> **EXERCISE PROMPT**
Transcribe the entries that follow, word for word.

> **RECORD EXTRACTS**
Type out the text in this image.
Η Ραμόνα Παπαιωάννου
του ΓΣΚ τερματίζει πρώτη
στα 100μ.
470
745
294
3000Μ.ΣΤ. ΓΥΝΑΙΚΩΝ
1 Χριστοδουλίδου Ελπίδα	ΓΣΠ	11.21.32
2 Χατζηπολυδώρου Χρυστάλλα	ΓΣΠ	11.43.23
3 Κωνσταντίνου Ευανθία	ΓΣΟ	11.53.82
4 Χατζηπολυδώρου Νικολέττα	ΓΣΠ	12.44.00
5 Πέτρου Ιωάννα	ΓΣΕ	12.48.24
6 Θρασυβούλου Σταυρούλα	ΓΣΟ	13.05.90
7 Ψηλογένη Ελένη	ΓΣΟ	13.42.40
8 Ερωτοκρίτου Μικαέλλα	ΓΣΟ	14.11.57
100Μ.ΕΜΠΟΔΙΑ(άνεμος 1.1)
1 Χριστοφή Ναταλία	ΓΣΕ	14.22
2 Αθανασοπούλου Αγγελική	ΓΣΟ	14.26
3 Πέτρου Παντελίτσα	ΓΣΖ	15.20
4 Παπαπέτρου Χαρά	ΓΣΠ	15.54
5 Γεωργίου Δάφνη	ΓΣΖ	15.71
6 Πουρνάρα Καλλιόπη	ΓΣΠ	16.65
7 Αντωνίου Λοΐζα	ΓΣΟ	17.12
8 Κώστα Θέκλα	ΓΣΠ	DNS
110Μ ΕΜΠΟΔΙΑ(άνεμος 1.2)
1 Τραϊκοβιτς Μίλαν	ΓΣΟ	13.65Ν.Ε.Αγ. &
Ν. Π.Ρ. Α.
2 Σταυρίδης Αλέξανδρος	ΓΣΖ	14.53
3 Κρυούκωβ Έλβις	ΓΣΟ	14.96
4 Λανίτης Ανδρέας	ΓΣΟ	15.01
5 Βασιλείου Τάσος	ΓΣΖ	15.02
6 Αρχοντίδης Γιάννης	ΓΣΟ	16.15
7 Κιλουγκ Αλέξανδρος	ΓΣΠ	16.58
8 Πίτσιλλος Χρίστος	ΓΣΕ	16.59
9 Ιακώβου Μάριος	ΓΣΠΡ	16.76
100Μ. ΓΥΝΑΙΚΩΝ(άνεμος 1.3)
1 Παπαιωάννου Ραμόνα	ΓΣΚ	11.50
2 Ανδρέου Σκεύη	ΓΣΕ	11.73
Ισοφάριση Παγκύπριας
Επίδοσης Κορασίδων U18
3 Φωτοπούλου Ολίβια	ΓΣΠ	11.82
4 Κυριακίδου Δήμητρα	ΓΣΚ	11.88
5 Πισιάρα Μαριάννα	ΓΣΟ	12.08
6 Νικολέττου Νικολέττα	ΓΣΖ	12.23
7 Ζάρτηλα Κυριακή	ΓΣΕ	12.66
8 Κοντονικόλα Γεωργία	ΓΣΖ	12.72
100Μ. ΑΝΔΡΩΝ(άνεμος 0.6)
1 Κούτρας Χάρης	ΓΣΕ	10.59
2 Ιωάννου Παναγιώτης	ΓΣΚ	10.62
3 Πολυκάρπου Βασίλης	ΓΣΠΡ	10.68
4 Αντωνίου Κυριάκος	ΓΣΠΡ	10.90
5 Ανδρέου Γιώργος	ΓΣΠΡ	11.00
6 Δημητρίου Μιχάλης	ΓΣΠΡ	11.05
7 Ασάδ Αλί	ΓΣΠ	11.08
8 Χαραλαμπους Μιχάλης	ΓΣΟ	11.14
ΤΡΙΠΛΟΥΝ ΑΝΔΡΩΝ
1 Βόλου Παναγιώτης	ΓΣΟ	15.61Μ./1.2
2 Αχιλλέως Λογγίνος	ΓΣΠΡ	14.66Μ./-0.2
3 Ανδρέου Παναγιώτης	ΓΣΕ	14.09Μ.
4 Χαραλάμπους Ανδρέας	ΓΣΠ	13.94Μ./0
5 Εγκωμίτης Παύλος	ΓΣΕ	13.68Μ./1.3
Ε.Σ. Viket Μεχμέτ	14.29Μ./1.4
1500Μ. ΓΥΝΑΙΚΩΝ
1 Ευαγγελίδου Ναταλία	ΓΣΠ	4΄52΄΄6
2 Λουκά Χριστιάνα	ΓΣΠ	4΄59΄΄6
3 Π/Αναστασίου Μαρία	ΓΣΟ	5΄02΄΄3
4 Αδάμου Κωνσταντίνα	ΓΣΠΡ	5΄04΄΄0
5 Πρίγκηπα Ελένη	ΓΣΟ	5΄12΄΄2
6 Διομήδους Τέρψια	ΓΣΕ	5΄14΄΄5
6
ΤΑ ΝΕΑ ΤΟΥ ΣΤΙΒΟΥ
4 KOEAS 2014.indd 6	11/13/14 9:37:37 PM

> **OUTPUT OF THE TASK**
Type out the text in this image.
Η Ραμόνα Παπαιωάννου
του ΓΣΚ τερματίζει πρώτη
στα 100μ.
470
745
294
3000Μ.ΣΤ. ΓΥΝΑΙΚΩΝ
1 Χριστοδουλίδου Ελπίδα	ΓΣΠ	11.21.32
2 Χατζηπολυδώρου Χρυστάλλα	ΓΣΠ	11.43.23
3 Κωνσταντίνου Ευανθία	ΓΣΟ	11.53.82
4 Χατζηπολυδώρου Νικολέττα	ΓΣΠ	12.44.00
5 Πέτρου Ιωάννα	ΓΣΕ	12.48.24
6 Θρασυβούλου Σταυρούλα	ΓΣΟ	13.05.90
7 Ψηλογένη Ελένη	ΓΣΟ	13.42.40
8 Ερωτοκρίτου Μικαέλλα	ΓΣΟ	14.11.57
100Μ.ΕΜΠΟΔΙΑ(άνεμος 1.1)
1 Χριστοφή Ναταλία	ΓΣΕ	14.22
2 Αθανασοπούλου Αγγελική	ΓΣΟ	14.26
3 Πέτρου Παντελίτσα	ΓΣΖ	15.20
4 Παπαπέτρου Χαρά	ΓΣΠ	15.54
5 Γεωργίου Δάφνη	ΓΣΖ	15.71
6 Πουρνάρα Καλλιόπη	ΓΣΠ	16.65
7 Αντωνίου Λοΐζα	ΓΣΟ	17.12
8 Κώστα Θέκλα	ΓΣΠ	DNS
110Μ ΕΜΠΟΔΙΑ(άνεμος 1.2)
1 Τραϊκοβιτς Μίλαν	ΓΣΟ	13.65Ν.Ε.Αγ. &
Ν. Π.Ρ. Α.
2 Σταυρίδης Αλέξανδρος	ΓΣΖ	14.53
3 Κρυούκωβ Έλβις	ΓΣΟ	14.96
4 Λανίτης Ανδρέας	ΓΣΟ	15.01
5 Βασιλείου Τάσος	ΓΣΖ	15.02
6 Αρχοντίδης Γιάννης	ΓΣΟ	16.15
7 Κιλουγκ Αλέξανδρος	ΓΣΠ	16.58
8 Πίτσιλλος Χρίστος	ΓΣΕ	16.59
9 Ιακώβου Μάριος	ΓΣΠΡ	16.76
100Μ. ΓΥΝΑΙΚΩΝ(άνεμος 1.3)
1 Παπαιωάννου Ραμόνα	ΓΣΚ	11.50
2 Ανδρέου Σκεύη	ΓΣΕ	11.73
Ισοφάριση Παγκύπριας
Επίδοσης Κορασίδων U18
3 Φωτοπούλου Ολίβια	ΓΣΠ	11.82
4 Κυριακίδου Δήμητρα	ΓΣΚ	11.88
5 Πισιάρα Μαριάννα	ΓΣΟ	12.08
6 Νικολέττου Νικολέττα	ΓΣΖ	12.23
7 Ζάρτηλα Κυριακή	ΓΣΕ	12.66
8 Κοντονικόλα Γεωργία	ΓΣΖ	12.72
100Μ. ΑΝΔΡΩΝ(άνεμος 0.6)
1 Κούτρας Χάρης	ΓΣΕ	10.59
2 Ιωάννου Παναγιώτης	ΓΣΚ	10.62
3 Πολυκάρπου Βασίλης	ΓΣΠΡ	10.68
4 Αντωνίου Κυριάκος	ΓΣΠΡ	10.90
5 Ανδρέου Γιώργος	ΓΣΠΡ	11.00
6 Δημητρίου Μιχάλης	ΓΣΠΡ	11.05
7 Ασάδ Αλί	ΓΣΠ	11.08
8 Χαραλαμπους Μιχάλης	ΓΣΟ	11.14
ΤΡΙΠΛΟΥΝ ΑΝΔΡΩΝ
1 Βόλου Παναγιώτης	ΓΣΟ	15.61Μ./1.2
2 Αχιλλέως Λογγίνος	ΓΣΠΡ	14.66Μ./-0.2
3 Ανδρέου Παναγιώτης	ΓΣΕ	14.09Μ.
4 Χαραλάμπους Ανδρέας	ΓΣΠ	13.94Μ./0
5 Εγκωμίτης Παύλος	ΓΣΕ	13.68Μ./1.3
Ε.Σ. Viket Μεχμέτ	14.29Μ./1.4
1500Μ. ΓΥΝΑΙΚΩΝ
1 Ευαγγελίδου Ναταλία	ΓΣΠ	4΄52΄΄6
2 Λουκά Χριστιάνα	ΓΣΠ	4΄59΄΄6
3 Π/Αναστασίου Μαρία	ΓΣΟ	5΄02΄΄3
4 Αδάμου Κωνσταντίνα	ΓΣΠΡ	5΄04΄΄0
5 Πρίγκηπα Ελένη	ΓΣΟ	5΄12΄΄2
6 Διομήδους Τέρψια	ΓΣΕ	5΄14΄΄5
6
ΤΑ ΝΕΑ ΤΟΥ ΣΤΙΒΟΥ
4 KOEAS 2014.indd 6	11/13/14 9:37:37 PM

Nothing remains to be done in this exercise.